Task prompt:
From the listing, collect all lines containing the word "Vendors".

[Collected data entries]
---

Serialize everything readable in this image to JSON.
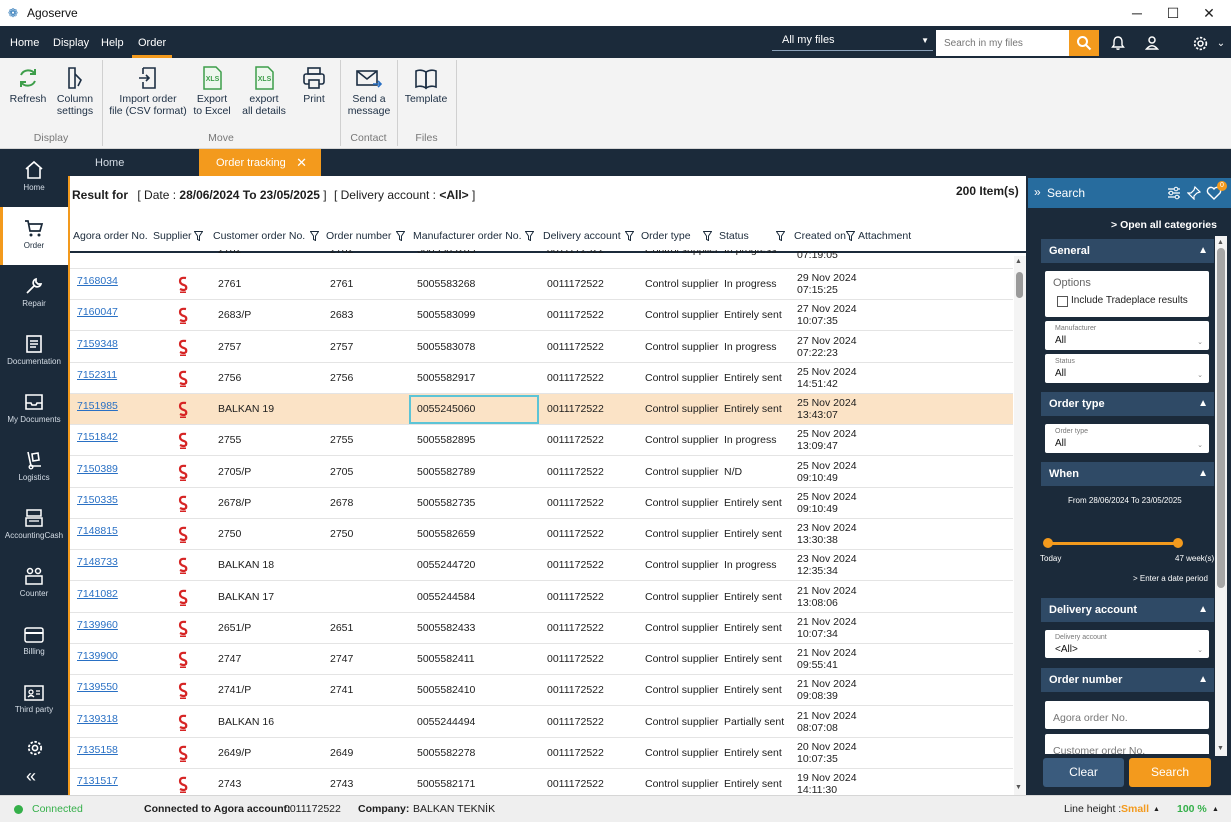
{
  "window": {
    "title": "Agoserve"
  },
  "menu": {
    "items": [
      "Home",
      "Display",
      "Help",
      "Order"
    ],
    "file_scope": "All my files",
    "search_placeholder": "Search in my files"
  },
  "ribbon": {
    "refresh": "Refresh",
    "column_settings": [
      "Column",
      "settings"
    ],
    "group_display": "Display",
    "import": [
      "Import order",
      "file (CSV format)"
    ],
    "export_excel": [
      "Export",
      "to Excel"
    ],
    "export_all": [
      "export",
      "all details"
    ],
    "print": "Print",
    "group_move": "Move",
    "send_message": [
      "Send a",
      "message"
    ],
    "group_contact": "Contact",
    "template": "Template",
    "group_files": "Files",
    "xls": "XLS"
  },
  "nav": [
    "Home",
    "Order",
    "Repair",
    "Documentation",
    "My Documents",
    "Logistics",
    "AccountingCash",
    "Counter",
    "Billing",
    "Third party"
  ],
  "tabs": {
    "home": "Home",
    "orders": "Order tracking"
  },
  "result": {
    "label": "Result for",
    "date_prefix": "[ Date : ",
    "date_range": "28/06/2024 To 23/05/2025",
    "date_suffix": " ]",
    "account_prefix": "[ Delivery account : ",
    "account_value": "<All>",
    "account_suffix": " ]",
    "count": "200 Item(s)"
  },
  "columns": [
    "Agora order No.",
    "Supplier",
    "Customer order No.",
    "Order number",
    "Manufacturer order No.",
    "Delivery account",
    "Order type",
    "Status",
    "Created on",
    "Attachment"
  ],
  "partial_row": {
    "customer": "2762",
    "order": "2762",
    "manufacturer": "5005583285",
    "account": "0011172522",
    "type": "Control supplier",
    "status": "In progress",
    "time": "07:19:05"
  },
  "rows": [
    {
      "agora": "7168034",
      "customer": "2761",
      "order": "2761",
      "manufacturer": "5005583268",
      "account": "0011172522",
      "type": "Control supplier",
      "status": "In progress",
      "date": "29 Nov 2024",
      "time": "07:15:25"
    },
    {
      "agora": "7160047",
      "customer": "2683/P",
      "order": "2683",
      "manufacturer": "5005583099",
      "account": "0011172522",
      "type": "Control supplier",
      "status": "Entirely sent",
      "date": "27 Nov 2024",
      "time": "10:07:35"
    },
    {
      "agora": "7159348",
      "customer": "2757",
      "order": "2757",
      "manufacturer": "5005583078",
      "account": "0011172522",
      "type": "Control supplier",
      "status": "In progress",
      "date": "27 Nov 2024",
      "time": "07:22:23"
    },
    {
      "agora": "7152311",
      "customer": "2756",
      "order": "2756",
      "manufacturer": "5005582917",
      "account": "0011172522",
      "type": "Control supplier",
      "status": "Entirely sent",
      "date": "25 Nov 2024",
      "time": "14:51:42"
    },
    {
      "agora": "7151985",
      "customer": "BALKAN 19",
      "order": "",
      "manufacturer": "0055245060",
      "account": "0011172522",
      "type": "Control supplier",
      "status": "Entirely sent",
      "date": "25 Nov 2024",
      "time": "13:43:07"
    },
    {
      "agora": "7151842",
      "customer": "2755",
      "order": "2755",
      "manufacturer": "5005582895",
      "account": "0011172522",
      "type": "Control supplier",
      "status": "In progress",
      "date": "25 Nov 2024",
      "time": "13:09:47"
    },
    {
      "agora": "7150389",
      "customer": "2705/P",
      "order": "2705",
      "manufacturer": "5005582789",
      "account": "0011172522",
      "type": "Control supplier",
      "status": "N/D",
      "date": "25 Nov 2024",
      "time": "09:10:49"
    },
    {
      "agora": "7150335",
      "customer": "2678/P",
      "order": "2678",
      "manufacturer": "5005582735",
      "account": "0011172522",
      "type": "Control supplier",
      "status": "Entirely sent",
      "date": "25 Nov 2024",
      "time": "09:10:49"
    },
    {
      "agora": "7148815",
      "customer": "2750",
      "order": "2750",
      "manufacturer": "5005582659",
      "account": "0011172522",
      "type": "Control supplier",
      "status": "Entirely sent",
      "date": "23 Nov 2024",
      "time": "13:30:38"
    },
    {
      "agora": "7148733",
      "customer": "BALKAN 18",
      "order": "",
      "manufacturer": "0055244720",
      "account": "0011172522",
      "type": "Control supplier",
      "status": "In progress",
      "date": "23 Nov 2024",
      "time": "12:35:34"
    },
    {
      "agora": "7141082",
      "customer": "BALKAN 17",
      "order": "",
      "manufacturer": "0055244584",
      "account": "0011172522",
      "type": "Control supplier",
      "status": "Entirely sent",
      "date": "21 Nov 2024",
      "time": "13:08:06"
    },
    {
      "agora": "7139960",
      "customer": "2651/P",
      "order": "2651",
      "manufacturer": "5005582433",
      "account": "0011172522",
      "type": "Control supplier",
      "status": "Entirely sent",
      "date": "21 Nov 2024",
      "time": "10:07:34"
    },
    {
      "agora": "7139900",
      "customer": "2747",
      "order": "2747",
      "manufacturer": "5005582411",
      "account": "0011172522",
      "type": "Control supplier",
      "status": "Entirely sent",
      "date": "21 Nov 2024",
      "time": "09:55:41"
    },
    {
      "agora": "7139550",
      "customer": "2741/P",
      "order": "2741",
      "manufacturer": "5005582410",
      "account": "0011172522",
      "type": "Control supplier",
      "status": "Entirely sent",
      "date": "21 Nov 2024",
      "time": "09:08:39"
    },
    {
      "agora": "7139318",
      "customer": "BALKAN 16",
      "order": "",
      "manufacturer": "0055244494",
      "account": "0011172522",
      "type": "Control supplier",
      "status": "Partially sent",
      "date": "21 Nov 2024",
      "time": "08:07:08"
    },
    {
      "agora": "7135158",
      "customer": "2649/P",
      "order": "2649",
      "manufacturer": "5005582278",
      "account": "0011172522",
      "type": "Control supplier",
      "status": "Entirely sent",
      "date": "20 Nov 2024",
      "time": "10:07:35"
    },
    {
      "agora": "7131517",
      "customer": "2743",
      "order": "2743",
      "manufacturer": "5005582171",
      "account": "0011172522",
      "type": "Control supplier",
      "status": "Entirely sent",
      "date": "19 Nov 2024",
      "time": "14:11:30"
    }
  ],
  "selected_row": 4,
  "panel": {
    "title": "Search",
    "badge": "0",
    "open_all": "Open all categories",
    "general": "General",
    "options": "Options",
    "tradeplace": "Include Tradeplace results",
    "manufacturer_label": "Manufacturer",
    "manufacturer_value": "All",
    "status_label": "Status",
    "status_value": "All",
    "order_type": "Order type",
    "order_type_label": "Order type",
    "order_type_value": "All",
    "when": "When",
    "when_range": "From 28/06/2024 To 23/05/2025",
    "today": "Today",
    "weeks": "47 week(s)",
    "enter_period": "> Enter a date period",
    "slider_fraction": 1.0,
    "delivery_account": "Delivery account",
    "delivery_label": "Delivery account",
    "delivery_value": "<All>",
    "order_number": "Order number",
    "agora_placeholder": "Agora order No.",
    "customer_placeholder": "Customer order No.",
    "clear": "Clear",
    "search": "Search"
  },
  "status": {
    "connected": "Connected",
    "account_label": "Connected to Agora account:",
    "account": "0011172522",
    "company_label": "Company:",
    "company": "BALKAN TEKNİK",
    "line_height_label": "Line height :",
    "line_height": "Small",
    "zoom": "100 %"
  },
  "colors": {
    "dark": "#1b2a3a",
    "accent": "#f39a1d",
    "link": "#2970c4",
    "connected": "#35b04a"
  }
}
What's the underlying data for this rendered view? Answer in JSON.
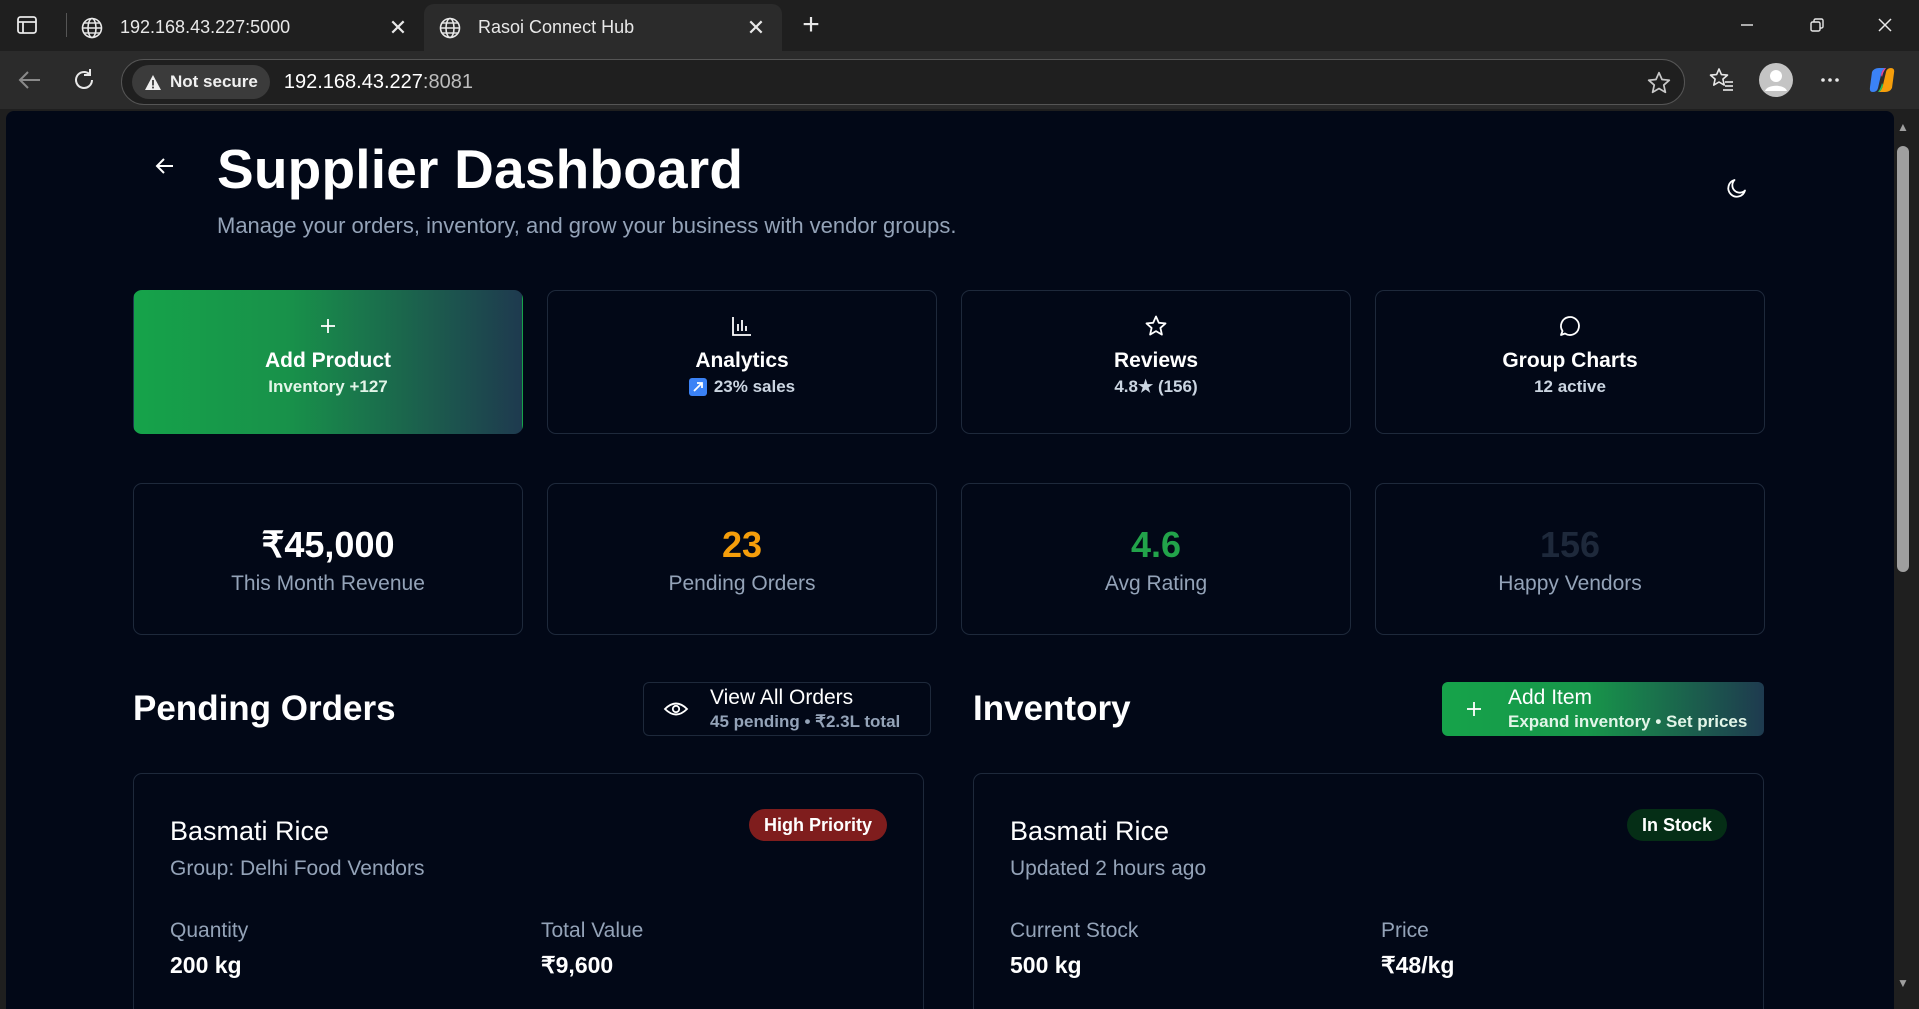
{
  "browser": {
    "tabs": [
      {
        "title": "192.168.43.227:5000",
        "active": false
      },
      {
        "title": "Rasoi Connect Hub",
        "active": true
      }
    ],
    "security_label": "Not secure",
    "url_host": "192.168.43.227",
    "url_port": ":8081"
  },
  "header": {
    "title": "Supplier Dashboard",
    "subtitle": "Manage your orders, inventory, and grow your business with vendor groups."
  },
  "quick_actions": [
    {
      "title": "Add Product",
      "subtitle": "Inventory +127",
      "icon": "plus-icon"
    },
    {
      "title": "Analytics",
      "subtitle": "23% sales",
      "icon": "bar-chart-icon"
    },
    {
      "title": "Reviews",
      "subtitle": "4.8★ (156)",
      "icon": "star-icon"
    },
    {
      "title": "Group Charts",
      "subtitle": "12 active",
      "icon": "message-circle-icon"
    }
  ],
  "stats": [
    {
      "value": "₹45,000",
      "label": "This Month Revenue",
      "color": "#ffffff"
    },
    {
      "value": "23",
      "label": "Pending Orders",
      "color": "#f59e0b"
    },
    {
      "value": "4.6",
      "label": "Avg Rating",
      "color": "#22a34a"
    },
    {
      "value": "156",
      "label": "Happy Vendors",
      "color": "#1e293b"
    }
  ],
  "pending_orders": {
    "title": "Pending Orders",
    "view_all_label": "View All Orders",
    "view_all_sub": "45 pending • ₹2.3L total",
    "items": [
      {
        "name": "Basmati Rice",
        "group": "Group: Delhi Food Vendors",
        "badge": "High Priority",
        "quantity_label": "Quantity",
        "quantity": "200 kg",
        "total_label": "Total Value",
        "total": "₹9,600"
      }
    ]
  },
  "inventory": {
    "title": "Inventory",
    "add_label": "Add Item",
    "add_sub": "Expand inventory • Set prices",
    "items": [
      {
        "name": "Basmati Rice",
        "updated": "Updated 2 hours ago",
        "badge": "In Stock",
        "stock_label": "Current Stock",
        "stock": "500 kg",
        "price_label": "Price",
        "price": "₹48/kg"
      }
    ]
  },
  "colors": {
    "accent_green": "#16a34a",
    "page_bg": "#020817",
    "high_priority_bg": "#7f1d1d",
    "in_stock_bg": "#052e16"
  }
}
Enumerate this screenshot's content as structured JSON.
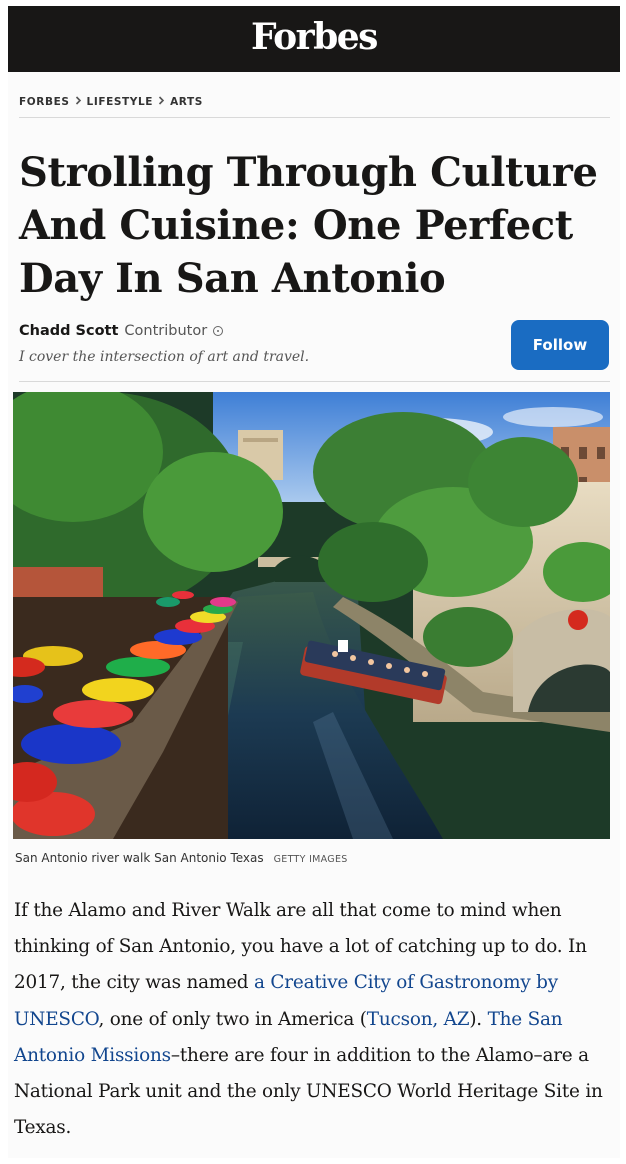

---

Finished answer:
      "label": "Happy Vendors",
        "group": "Group: Delhi Food Vendors",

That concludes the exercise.